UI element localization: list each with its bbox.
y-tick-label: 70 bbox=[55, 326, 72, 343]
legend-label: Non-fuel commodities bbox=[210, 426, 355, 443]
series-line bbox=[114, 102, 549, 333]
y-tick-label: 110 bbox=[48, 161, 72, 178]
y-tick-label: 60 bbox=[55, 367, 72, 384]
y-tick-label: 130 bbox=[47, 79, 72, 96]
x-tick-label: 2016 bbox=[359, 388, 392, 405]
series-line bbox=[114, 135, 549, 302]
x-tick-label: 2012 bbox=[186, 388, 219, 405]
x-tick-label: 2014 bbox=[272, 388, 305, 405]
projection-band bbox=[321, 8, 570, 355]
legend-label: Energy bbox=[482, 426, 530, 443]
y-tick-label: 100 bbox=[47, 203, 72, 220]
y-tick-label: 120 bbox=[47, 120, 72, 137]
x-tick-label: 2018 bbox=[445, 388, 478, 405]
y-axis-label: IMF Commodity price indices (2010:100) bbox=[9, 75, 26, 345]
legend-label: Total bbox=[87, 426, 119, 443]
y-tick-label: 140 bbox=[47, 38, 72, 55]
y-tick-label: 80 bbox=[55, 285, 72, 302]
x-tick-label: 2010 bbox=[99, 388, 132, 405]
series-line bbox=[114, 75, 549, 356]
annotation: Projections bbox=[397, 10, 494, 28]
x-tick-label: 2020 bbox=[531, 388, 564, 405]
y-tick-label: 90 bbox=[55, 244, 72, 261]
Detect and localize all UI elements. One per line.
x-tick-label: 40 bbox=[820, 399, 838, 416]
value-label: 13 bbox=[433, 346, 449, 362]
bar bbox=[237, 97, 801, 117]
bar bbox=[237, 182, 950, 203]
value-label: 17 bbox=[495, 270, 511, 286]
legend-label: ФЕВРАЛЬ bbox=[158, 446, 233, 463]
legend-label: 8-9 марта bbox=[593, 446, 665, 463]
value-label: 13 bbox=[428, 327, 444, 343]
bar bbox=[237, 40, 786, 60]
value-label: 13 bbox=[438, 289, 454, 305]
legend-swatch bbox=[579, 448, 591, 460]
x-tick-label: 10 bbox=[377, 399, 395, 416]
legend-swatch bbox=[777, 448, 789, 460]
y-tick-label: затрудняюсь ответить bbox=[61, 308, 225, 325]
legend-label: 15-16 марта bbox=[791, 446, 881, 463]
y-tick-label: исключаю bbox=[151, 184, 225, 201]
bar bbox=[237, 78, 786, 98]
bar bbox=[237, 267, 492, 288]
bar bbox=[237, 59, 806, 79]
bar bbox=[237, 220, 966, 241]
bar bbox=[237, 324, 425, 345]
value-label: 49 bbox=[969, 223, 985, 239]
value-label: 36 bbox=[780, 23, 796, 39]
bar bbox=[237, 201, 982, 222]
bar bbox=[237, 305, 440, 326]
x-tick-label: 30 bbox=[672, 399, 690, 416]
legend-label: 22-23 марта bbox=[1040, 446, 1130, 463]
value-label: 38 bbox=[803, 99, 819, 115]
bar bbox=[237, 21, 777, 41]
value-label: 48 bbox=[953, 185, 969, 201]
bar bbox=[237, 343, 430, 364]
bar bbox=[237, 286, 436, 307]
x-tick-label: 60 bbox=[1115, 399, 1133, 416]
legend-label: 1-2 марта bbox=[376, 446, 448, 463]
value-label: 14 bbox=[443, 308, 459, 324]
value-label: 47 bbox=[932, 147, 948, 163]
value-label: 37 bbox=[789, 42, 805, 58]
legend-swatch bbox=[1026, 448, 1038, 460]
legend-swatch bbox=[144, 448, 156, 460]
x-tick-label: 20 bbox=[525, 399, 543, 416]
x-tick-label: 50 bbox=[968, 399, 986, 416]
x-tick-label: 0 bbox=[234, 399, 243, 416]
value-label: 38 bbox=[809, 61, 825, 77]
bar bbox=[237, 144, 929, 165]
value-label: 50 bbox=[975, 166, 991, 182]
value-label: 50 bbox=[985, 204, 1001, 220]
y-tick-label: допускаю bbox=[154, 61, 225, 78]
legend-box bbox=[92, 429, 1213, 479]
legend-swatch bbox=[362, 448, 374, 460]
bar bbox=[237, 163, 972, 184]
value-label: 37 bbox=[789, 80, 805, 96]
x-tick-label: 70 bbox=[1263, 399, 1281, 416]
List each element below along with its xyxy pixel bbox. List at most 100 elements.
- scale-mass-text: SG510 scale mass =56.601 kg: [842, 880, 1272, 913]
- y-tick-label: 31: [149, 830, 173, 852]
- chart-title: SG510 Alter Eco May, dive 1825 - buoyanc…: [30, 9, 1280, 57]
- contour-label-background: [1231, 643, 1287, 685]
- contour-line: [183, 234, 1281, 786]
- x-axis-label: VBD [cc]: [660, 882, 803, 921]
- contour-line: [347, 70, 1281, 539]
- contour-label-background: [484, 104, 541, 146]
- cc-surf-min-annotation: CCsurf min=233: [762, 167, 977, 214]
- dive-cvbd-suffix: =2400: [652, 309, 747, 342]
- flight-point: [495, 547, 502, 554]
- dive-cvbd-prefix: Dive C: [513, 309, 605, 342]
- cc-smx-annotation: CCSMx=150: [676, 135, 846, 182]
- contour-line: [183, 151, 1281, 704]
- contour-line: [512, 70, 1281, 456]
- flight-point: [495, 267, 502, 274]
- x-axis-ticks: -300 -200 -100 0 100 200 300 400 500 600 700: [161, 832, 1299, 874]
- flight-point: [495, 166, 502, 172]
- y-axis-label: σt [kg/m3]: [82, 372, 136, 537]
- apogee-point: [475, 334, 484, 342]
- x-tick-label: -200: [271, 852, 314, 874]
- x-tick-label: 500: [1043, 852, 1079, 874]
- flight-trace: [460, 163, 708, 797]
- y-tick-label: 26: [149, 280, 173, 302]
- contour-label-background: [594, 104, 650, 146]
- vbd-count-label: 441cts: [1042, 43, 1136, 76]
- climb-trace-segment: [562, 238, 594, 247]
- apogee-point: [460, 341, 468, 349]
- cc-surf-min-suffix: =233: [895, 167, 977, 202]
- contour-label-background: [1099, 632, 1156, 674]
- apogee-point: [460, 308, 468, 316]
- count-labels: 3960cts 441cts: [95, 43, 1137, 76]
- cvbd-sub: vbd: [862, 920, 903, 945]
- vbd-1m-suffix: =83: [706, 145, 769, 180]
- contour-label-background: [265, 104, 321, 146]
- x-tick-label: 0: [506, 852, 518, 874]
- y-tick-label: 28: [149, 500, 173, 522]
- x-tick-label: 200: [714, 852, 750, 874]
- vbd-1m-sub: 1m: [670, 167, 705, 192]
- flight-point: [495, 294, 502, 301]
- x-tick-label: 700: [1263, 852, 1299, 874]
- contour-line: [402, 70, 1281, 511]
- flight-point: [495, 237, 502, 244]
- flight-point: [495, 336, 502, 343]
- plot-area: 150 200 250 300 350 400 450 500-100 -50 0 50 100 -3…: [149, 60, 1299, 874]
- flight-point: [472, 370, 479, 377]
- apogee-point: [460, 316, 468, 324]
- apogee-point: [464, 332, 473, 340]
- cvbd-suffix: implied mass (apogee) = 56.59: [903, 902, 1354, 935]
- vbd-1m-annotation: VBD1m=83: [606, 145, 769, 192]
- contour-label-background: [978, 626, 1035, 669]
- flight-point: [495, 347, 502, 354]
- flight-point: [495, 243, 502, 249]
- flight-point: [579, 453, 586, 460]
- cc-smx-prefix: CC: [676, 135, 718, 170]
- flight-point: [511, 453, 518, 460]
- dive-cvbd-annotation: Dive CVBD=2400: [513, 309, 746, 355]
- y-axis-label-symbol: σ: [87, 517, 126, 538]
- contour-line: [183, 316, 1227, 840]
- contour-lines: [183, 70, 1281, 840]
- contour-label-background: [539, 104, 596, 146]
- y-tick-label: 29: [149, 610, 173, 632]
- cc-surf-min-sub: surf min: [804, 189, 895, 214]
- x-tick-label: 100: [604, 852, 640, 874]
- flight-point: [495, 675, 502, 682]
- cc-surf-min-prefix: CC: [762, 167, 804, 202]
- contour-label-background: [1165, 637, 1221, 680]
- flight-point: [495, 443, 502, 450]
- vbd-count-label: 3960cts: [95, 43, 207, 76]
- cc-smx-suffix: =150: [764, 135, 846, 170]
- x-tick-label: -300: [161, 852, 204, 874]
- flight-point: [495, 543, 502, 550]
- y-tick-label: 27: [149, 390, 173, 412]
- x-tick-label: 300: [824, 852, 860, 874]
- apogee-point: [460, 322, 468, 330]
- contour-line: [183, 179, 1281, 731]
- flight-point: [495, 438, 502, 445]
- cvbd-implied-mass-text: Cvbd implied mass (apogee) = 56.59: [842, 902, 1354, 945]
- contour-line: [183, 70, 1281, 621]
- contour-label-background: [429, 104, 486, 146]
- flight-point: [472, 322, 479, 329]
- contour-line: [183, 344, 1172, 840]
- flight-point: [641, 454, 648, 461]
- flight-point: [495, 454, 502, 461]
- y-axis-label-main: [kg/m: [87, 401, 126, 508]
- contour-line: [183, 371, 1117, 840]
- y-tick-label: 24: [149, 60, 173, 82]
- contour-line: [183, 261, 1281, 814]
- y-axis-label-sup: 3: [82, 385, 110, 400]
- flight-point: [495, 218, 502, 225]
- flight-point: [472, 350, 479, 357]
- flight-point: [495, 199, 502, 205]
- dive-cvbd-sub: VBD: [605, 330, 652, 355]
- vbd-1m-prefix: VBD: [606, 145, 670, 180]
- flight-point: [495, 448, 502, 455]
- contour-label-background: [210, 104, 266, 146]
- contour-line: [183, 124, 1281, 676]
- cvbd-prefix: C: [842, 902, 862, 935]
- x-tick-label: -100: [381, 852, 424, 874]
******************************
THE TASK >>
Can you lay out every line as a Markdown table with columns No. and Line? Start at the first line of the items and run through the line containing "y-tick-label: затрудняюсь ответить", both included, and leave out any blank lines.

RESPONSE TO THE TASK >>
| No. | Line |
|---|---|
| 1 | UI element localization: list each with its bbox. |
| 2 | y-tick-label: 70 bbox=[55, 326, 72, 343] |
| 3 | legend-label: Non-fuel commodities bbox=[210, 426, 355, 443] |
| 4 | series-line bbox=[114, 102, 549, 333] |
| 5 | y-tick-label: 110 bbox=[48, 161, 72, 178] |
| 6 | y-tick-label: 60 bbox=[55, 367, 72, 384] |
| 7 | y-tick-label: 130 bbox=[47, 79, 72, 96] |
| 8 | x-tick-label: 2016 bbox=[359, 388, 392, 405] |
| 9 | series-line bbox=[114, 135, 549, 302] |
| 10 | x-tick-label: 2012 bbox=[186, 388, 219, 405] |
| 11 | x-tick-label: 2014 bbox=[272, 388, 305, 405] |
| 12 | projection-band bbox=[321, 8, 570, 355] |
| 13 | legend-label: Energy bbox=[482, 426, 530, 443] |
| 14 | y-tick-label: 100 bbox=[47, 203, 72, 220] |
| 15 | y-tick-label: 120 bbox=[47, 120, 72, 137] |
| 16 | x-tick-label: 2018 bbox=[445, 388, 478, 405] |
| 17 | y-axis-label: IMF Commodity price indices (2010:100) bbox=[9, 75, 26, 345] |
| 18 | legend-label: Total bbox=[87, 426, 119, 443] |
| 19 | y-tick-label: 140 bbox=[47, 38, 72, 55] |
| 20 | y-tick-label: 80 bbox=[55, 285, 72, 302] |
| 21 | x-tick-label: 2010 bbox=[99, 388, 132, 405] |
| 22 | series-line bbox=[114, 75, 549, 356] |
| 23 | annotation: Projections bbox=[397, 10, 494, 28] |
| 24 | x-tick-label: 2020 bbox=[531, 388, 564, 405] |
| 25 | y-tick-label: 90 bbox=[55, 244, 72, 261] |
| 26 | Detect and localize all UI elements. One per line. |
| 27 | x-tick-label: 40 bbox=[820, 399, 838, 416] |
| 28 | value-label: 13 bbox=[433, 346, 449, 362] |
| 29 | bar bbox=[237, 97, 801, 117] |
| 30 | bar bbox=[237, 182, 950, 203] |
| 31 | value-label: 17 bbox=[495, 270, 511, 286] |
| 32 | legend-label: ФЕВРАЛЬ bbox=[158, 446, 233, 463] |
| 33 | legend-label: 8-9 марта bbox=[593, 446, 665, 463] |
| 34 | value-label: 13 bbox=[428, 327, 444, 343] |
| 35 | bar bbox=[237, 40, 786, 60] |
| 36 | value-label: 13 bbox=[438, 289, 454, 305] |
| 37 | legend-swatch bbox=[579, 448, 591, 460] |
| 38 | x-tick-label: 10 bbox=[377, 399, 395, 416] |
| 39 | legend-swatch bbox=[777, 448, 789, 460] |
| 40 | y-tick-label: затрудняюсь ответить bbox=[61, 308, 225, 325] |